▶ **What this task involves**:
Using the records that follow, copy every line containing the word "Jeden".

(Stored data)
• • • •

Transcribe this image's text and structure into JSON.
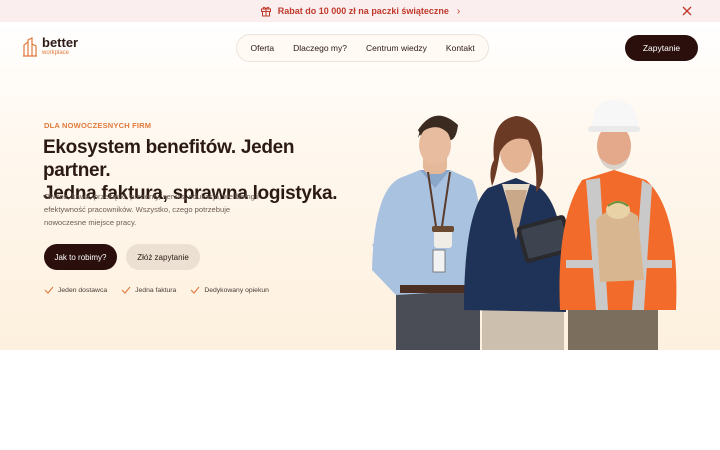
{
  "promo": {
    "text": "Rabat do 10 000 zł na paczki świąteczne",
    "icon": "gift-icon",
    "accent": "#c0392b",
    "background": "#fbeeee"
  },
  "brand": {
    "name": "better",
    "tagline": "workplace"
  },
  "nav": {
    "items": [
      {
        "label": "Oferta"
      },
      {
        "label": "Dlaczego my?"
      },
      {
        "label": "Centrum wiedzy"
      },
      {
        "label": "Kontakt"
      }
    ]
  },
  "header": {
    "cta_label": "Zapytanie"
  },
  "hero": {
    "eyebrow": "DLA NOWOCZESNYCH FIRM",
    "headline_line1": "Ekosystem benefitów. Jeden partner.",
    "headline_line2": "Jedna faktura, sprawna logistyka.",
    "description": "Owoce, kawa, przekąski, prezenty, serwis, edukacja, wellbeing i efektywność pracowników. Wszystko, czego potrzebuje nowoczesne miejsce pracy.",
    "primary_button": "Jak to robimy?",
    "secondary_button": "Złóż zapytanie",
    "features": [
      {
        "label": "Jeden dostawca",
        "icon": "check-icon"
      },
      {
        "label": "Jedna faktura",
        "icon": "check-icon"
      },
      {
        "label": "Dedykowany opiekun",
        "icon": "check-icon"
      }
    ]
  },
  "colors": {
    "primary_dark": "#2a0f0c",
    "accent_orange": "#e07a3c",
    "secondary_button": "#ece0d2"
  }
}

• • • •

▶ **Answer to this exercise**:
    "headline_line1": "Ekosystem benefitów. Jeden partner.",
        "label": "Jeden dostawca",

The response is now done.